Bagian Dokumen:
• • • • •

Thursday, April 8, 2010

Dunia Jawah - The Jawah World - Al 'Alam Al Jawi


(Sekedar Catatan Sebelum Membaca:

1 - Saya menulis catatan ini bersumber dari buku-buku Arab. Karena saya merasa—atau mungkin saya tidak tahu-- bahwa penulisan sejarah kita hanya sedikit merujuk pada referensi-referensi Arab yang ditulis oleh orang-orang Arab di negerinya. Kalau pun ada hanya berasal dari tangan kedua, yaitu para orientalis yang memiliki tendensi dalam membahas sesuatu.

2 - Saya menuliskan catatan ini dengan maksud mengajak pembaca untuk menemukan kembali identitas kita yang pernah menyatukan kita semua—anak-anak negeri Nusantara—yang kemudian dikoyak-koyak penjajah Barat dengan berpijak pada kebanggaan masa lalu kita bersama yang berpijak pada ajaran agama.

3 - Saya menuliskan kata-kata "Jawah" tidak bermaksud untuk memunculkan klan saya. Karena membanggakan klan adalah seruan Jahiliyah yang diperangi oleh agama kita.

"Jawah" yang saya maksudkan di sini adalah nama lain dari Melayu yaitu bangsa dan ras kita bersama dimana orang-orang Arab zaman dulu menyebut nenek moyang kita sebagai "Al Jawiyun" atau "Orang-Orang Jawah". Dan, mereka menamakan tanah air kita dengan "Bilad Jawah" atau "Negeri Jawah".)
---------------------------------------------

DALAM Istilah geografi Arab Zaman Pertengahan (dan hingga kini masih kerap dipakai), setiap negeri memiliki julukan sendiri sesuai dengan ras atau bangsa yang mendiaminya. Disana ada Biladul Arab (Negeri Arab, yaitu julukan untuk negeri-negeri Arab di Semenanjung Arabia), Biladu Faris (Negeri Persia, yaitu Iran dan Transoxiania atau Ma Wara'a An Nahr), Biladul Kurd (Negeri Kurdi), Biladut Turk (Negeri Turki), Biladu Ifranj (Negeri Eropa/Franks) dan Biladu Jawah (Negeri Jawah/Melayu/Nusantara).

Orang Arab kuno mengenal kepulauan yang membentang pada jalur pelayaran setelah India menuju daratan Cina (Kanton) sebagai "Bilad Jawah" atau "Kepulauan Jawah".

• • • • •

Instruksi Kerja:
1/ Tolong ketik ulang bagian teks tentang Dunia Jawah di atas, mulai dari "Dunia Jawah - The" dan berakhir pada "dalam membahas sesuatu.".
2/ Tentukan apakah tiap pernyataan berikut sesuai dengan teks tentang Dunia Jawah di atas. Jawab ya atau tidak, lalu kutip dengan persis kata-kata dalam teks yang menjadi penentunya.
(a) Penulis menyatakan bahwa catatannya bersumber dari buku-buku Arab.
(b) Penulis memakai kata "Jawah" untuk memunculkan klannya sendiri.
(c) Dalam istilah geografi Arab, Biladu Ifranj adalah julukan untuk Negeri Turki.

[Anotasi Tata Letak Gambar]

• • • • •

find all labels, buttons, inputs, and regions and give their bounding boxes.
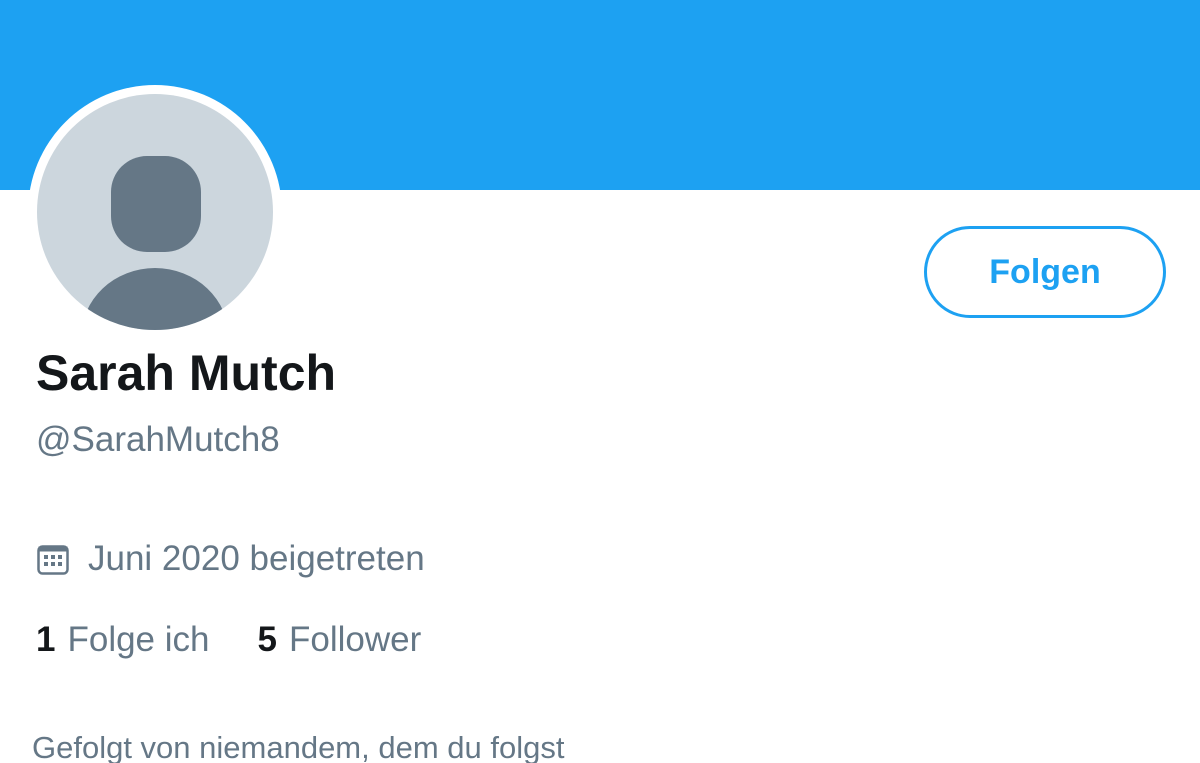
display-name: Sarah Mutch <box>36 345 337 401</box>
default-avatar-icon <box>37 94 273 330</box>
calendar-icon <box>36 542 70 576</box>
joined-date: Juni 2020 beigetreten <box>36 537 425 581</box>
followed-by-context: Gefolgt von niemandem, dem du folgst <box>32 730 565 763</box>
followers-count: 5 <box>257 620 277 659</box>
joined-text: Juni 2020 beigetreten <box>88 539 425 578</box>
following-count: 1 <box>36 620 56 659</box>
avatar[interactable] <box>28 85 282 339</box>
following-label: Folge ich <box>67 620 210 659</box>
follow-button[interactable]: Folgen <box>924 226 1166 318</box>
following-link[interactable]: 1 Folge ich <box>36 620 210 660</box>
followers-link[interactable]: 5 Follower <box>258 620 422 660</box>
followers-label: Follower <box>288 620 422 659</box>
profile-header: Folgen Sarah Mutch @SarahMutch8 Juni 202… <box>0 0 1200 763</box>
profile-stats: 1 Folge ich 5 Follower <box>36 620 421 660</box>
user-handle: @SarahMutch8 <box>36 420 280 459</box>
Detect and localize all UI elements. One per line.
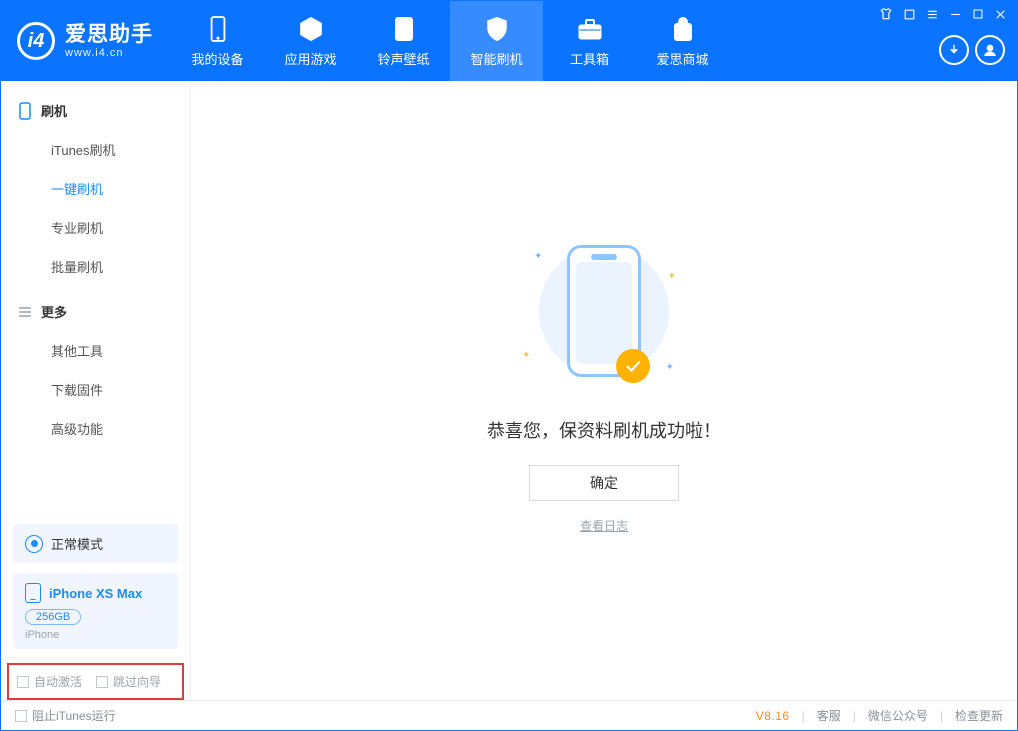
list-icon (17, 304, 33, 320)
sparkle-icon: ✦ (534, 251, 542, 262)
nav-smart-flash[interactable]: 智能刷机 (450, 1, 543, 81)
checkbox-icon (17, 676, 29, 688)
ok-button[interactable]: 确定 (529, 465, 679, 501)
nav-apps-games[interactable]: 应用游戏 (264, 1, 357, 81)
block-itunes-checkbox[interactable]: 阻止iTunes运行 (15, 707, 116, 724)
mode-label: 正常模式 (51, 534, 103, 553)
section-title: 更多 (41, 302, 67, 321)
sidebar-item-one-click-flash[interactable]: 一键刷机 (1, 169, 190, 208)
success-message: 恭喜您，保资料刷机成功啦！ (487, 417, 721, 443)
nav-label: 铃声壁纸 (377, 49, 429, 68)
device-type: iPhone (25, 629, 166, 641)
section-title: 刷机 (41, 101, 67, 120)
checkbox-icon (15, 710, 27, 722)
mode-indicator-icon (25, 535, 43, 553)
app-title: 爱思助手 (65, 23, 153, 46)
sparkle-icon: ✦ (522, 350, 530, 361)
nav-label: 我的设备 (191, 49, 243, 68)
sidebar-section-more[interactable]: 更多 (1, 292, 190, 331)
phone-icon (25, 583, 41, 603)
checkbox-label: 跳过向导 (113, 673, 161, 690)
phone-outline-icon (17, 103, 33, 119)
flash-options: 自动激活 跳过向导 (7, 663, 184, 700)
cube-small-icon[interactable] (903, 8, 916, 21)
logo-text: 爱思助手 www.i4.cn (65, 23, 153, 58)
success-illustration: ✦ ✦ ✦ ✦ (504, 231, 704, 391)
version-label: V8.16 (756, 709, 790, 723)
nav-tabs: 我的设备 应用游戏 铃声壁纸 智能刷机 工具箱 爱思商城 (171, 1, 729, 81)
checkbox-icon (96, 676, 108, 688)
minimize-button[interactable] (949, 8, 962, 21)
nav-my-device[interactable]: 我的设备 (171, 1, 264, 81)
checkbox-label: 自动激活 (34, 673, 82, 690)
body: 刷机 iTunes刷机 一键刷机 专业刷机 批量刷机 更多 其他工具 下载固件 … (1, 81, 1017, 700)
device-icon (204, 15, 232, 43)
support-link[interactable]: 客服 (817, 707, 841, 724)
bag-icon (669, 15, 697, 43)
music-file-icon (390, 15, 418, 43)
main-content: ✦ ✦ ✦ ✦ 恭喜您，保资料刷机成功啦！ 确定 查看日志 (191, 81, 1017, 700)
nav-ringtones[interactable]: 铃声壁纸 (357, 1, 450, 81)
success-check-icon (616, 349, 650, 383)
separator: | (853, 709, 856, 723)
menu-icon[interactable] (926, 8, 939, 21)
topbar: i4 爱思助手 www.i4.cn 我的设备 应用游戏 铃声壁纸 智能刷机 工具… (1, 1, 1017, 81)
sparkle-icon: ✦ (666, 362, 674, 373)
logo-icon: i4 (17, 22, 55, 60)
wechat-link[interactable]: 微信公众号 (868, 707, 928, 724)
sidebar-item-itunes-flash[interactable]: iTunes刷机 (1, 130, 190, 169)
view-log-link[interactable]: 查看日志 (580, 517, 628, 534)
nav-label: 工具箱 (570, 49, 609, 68)
nav-toolbox[interactable]: 工具箱 (543, 1, 636, 81)
separator: | (802, 709, 805, 723)
download-button[interactable] (939, 35, 969, 65)
sidebar-item-batch-flash[interactable]: 批量刷机 (1, 247, 190, 286)
maximize-button[interactable] (972, 8, 984, 20)
nav-label: 爱思商城 (656, 49, 708, 68)
check-update-link[interactable]: 检查更新 (955, 707, 1003, 724)
close-button[interactable] (994, 8, 1007, 21)
statusbar: 阻止iTunes运行 V8.16 | 客服 | 微信公众号 | 检查更新 (1, 700, 1017, 730)
sidebar-item-pro-flash[interactable]: 专业刷机 (1, 208, 190, 247)
checkbox-label: 阻止iTunes运行 (32, 707, 116, 724)
storage-badge: 256GB (25, 609, 81, 625)
toolbox-icon (576, 15, 604, 43)
logo[interactable]: i4 爱思助手 www.i4.cn (1, 1, 171, 81)
nav-label: 应用游戏 (284, 49, 336, 68)
sidebar-item-other-tools[interactable]: 其他工具 (1, 331, 190, 370)
device-mode[interactable]: 正常模式 (13, 524, 178, 563)
user-button[interactable] (975, 35, 1005, 65)
auto-activate-checkbox[interactable]: 自动激活 (17, 673, 82, 690)
tshirt-icon[interactable] (879, 7, 893, 21)
device-name: iPhone XS Max (49, 586, 142, 601)
refresh-shield-icon (483, 15, 511, 43)
skip-guide-checkbox[interactable]: 跳过向导 (96, 673, 161, 690)
cube-icon (297, 15, 325, 43)
app-subtitle: www.i4.cn (65, 47, 153, 59)
separator: | (940, 709, 943, 723)
sidebar: 刷机 iTunes刷机 一键刷机 专业刷机 批量刷机 更多 其他工具 下载固件 … (1, 81, 191, 700)
sidebar-item-advanced[interactable]: 高级功能 (1, 409, 190, 448)
sidebar-section-flash[interactable]: 刷机 (1, 91, 190, 130)
nav-label: 智能刷机 (470, 49, 522, 68)
sparkle-icon: ✦ (668, 271, 676, 282)
sidebar-item-download-firmware[interactable]: 下载固件 (1, 370, 190, 409)
window-controls (879, 7, 1007, 21)
nav-store[interactable]: 爱思商城 (636, 1, 729, 81)
device-card[interactable]: iPhone XS Max 256GB iPhone (13, 573, 178, 649)
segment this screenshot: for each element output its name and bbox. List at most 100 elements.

• • • • •

Jawaban yang Diharapkan:
1/
Dunia Jawah - The Jawah World - Al 'Alam Al Jawi


(Sekedar Catatan Sebelum Membaca:

1 - Saya menulis catatan ini bersumber dari buku-buku Arab. Karena saya merasa—atau mungkin saya tidak tahu-- bahwa penulisan sejarah kita hanya sedikit merujuk pada referensi-referensi Arab yang ditulis oleh orang-orang Arab di negerinya. Kalau pun ada hanya berasal dari tangan kedua, yaitu para orientalis yang memiliki tendensi dalam membahas sesuatu.

2/
(a) Ya. "Saya menulis catatan ini bersumber dari buku-buku Arab."
(b) Tidak. "tidak bermaksud untuk memunculkan klan saya"
(c) Tidak. "Biladu Ifranj (Negeri Eropa/Franks)"